## Description of the task
Find each line with "fmol" and copy it.

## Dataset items
----

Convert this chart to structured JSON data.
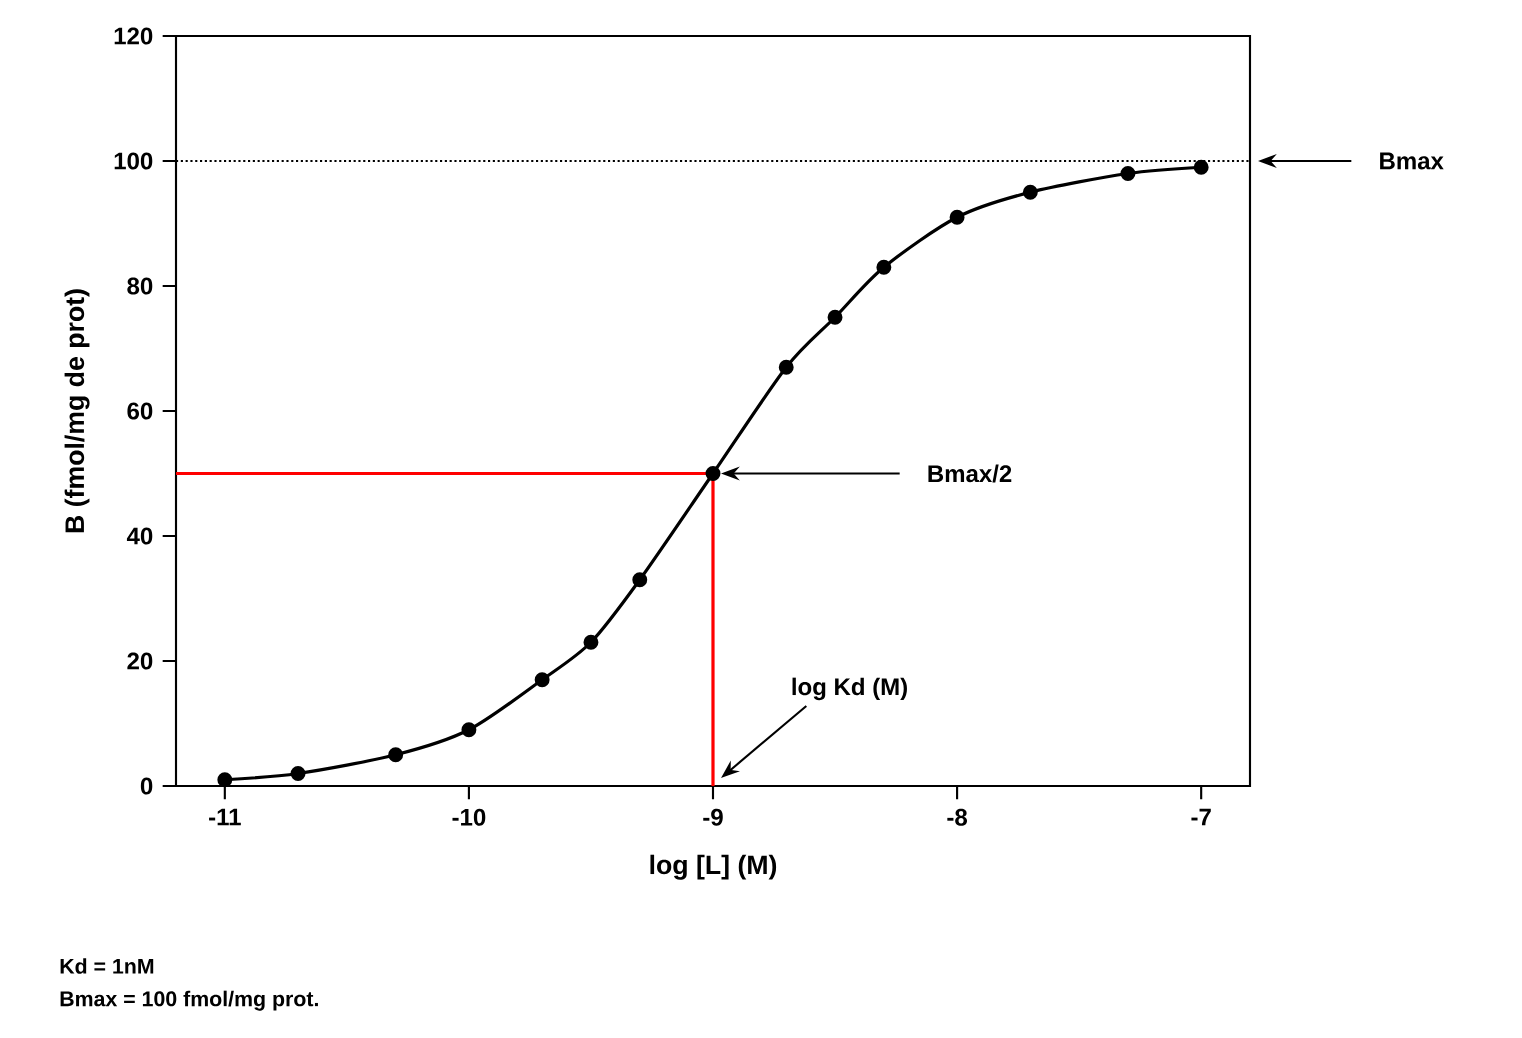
{
  "chart_data": {
    "type": "line",
    "xlabel": "log [L] (M)",
    "ylabel": "B (fmol/mg de prot)",
    "xlim": [
      -11.2,
      -6.8
    ],
    "ylim": [
      0,
      120
    ],
    "xticks": [
      -11,
      -10,
      -9,
      -8,
      -7
    ],
    "yticks": [
      0,
      20,
      40,
      60,
      80,
      100,
      120
    ],
    "series": [
      {
        "color": "#000000",
        "marker": "circle",
        "line_style": "solid",
        "x": [
          -11,
          -10.7,
          -10.3,
          -10,
          -9.7,
          -9.5,
          -9.3,
          -9,
          -8.7,
          -8.5,
          -8.3,
          -8,
          -7.7,
          -7.3,
          -7
        ],
        "values": [
          1,
          2,
          5,
          9,
          17,
          23,
          33,
          50,
          67,
          75,
          83,
          91,
          95,
          98,
          99
        ]
      },
      {
        "type": "line",
        "color": "#ff0000",
        "marker": "none",
        "line_style": "solid",
        "x": [
          -11.2,
          -9,
          -9
        ],
        "values": [
          50,
          50,
          0
        ]
      }
    ],
    "ref_lines": [
      {
        "axis": "y",
        "value": 100,
        "color": "#000000",
        "line_style": "dotted"
      }
    ],
    "annotations": [
      "Bmax",
      "Bmax/2",
      "log Kd (M)",
      "Kd = 1nM",
      "Bmax =  100 fmol/mg prot."
    ],
    "grid": false
  }
}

----

## Final result
    "ylabel": "B (fmol/mg de prot)",
      "Bmax =  100 fmol/mg prot."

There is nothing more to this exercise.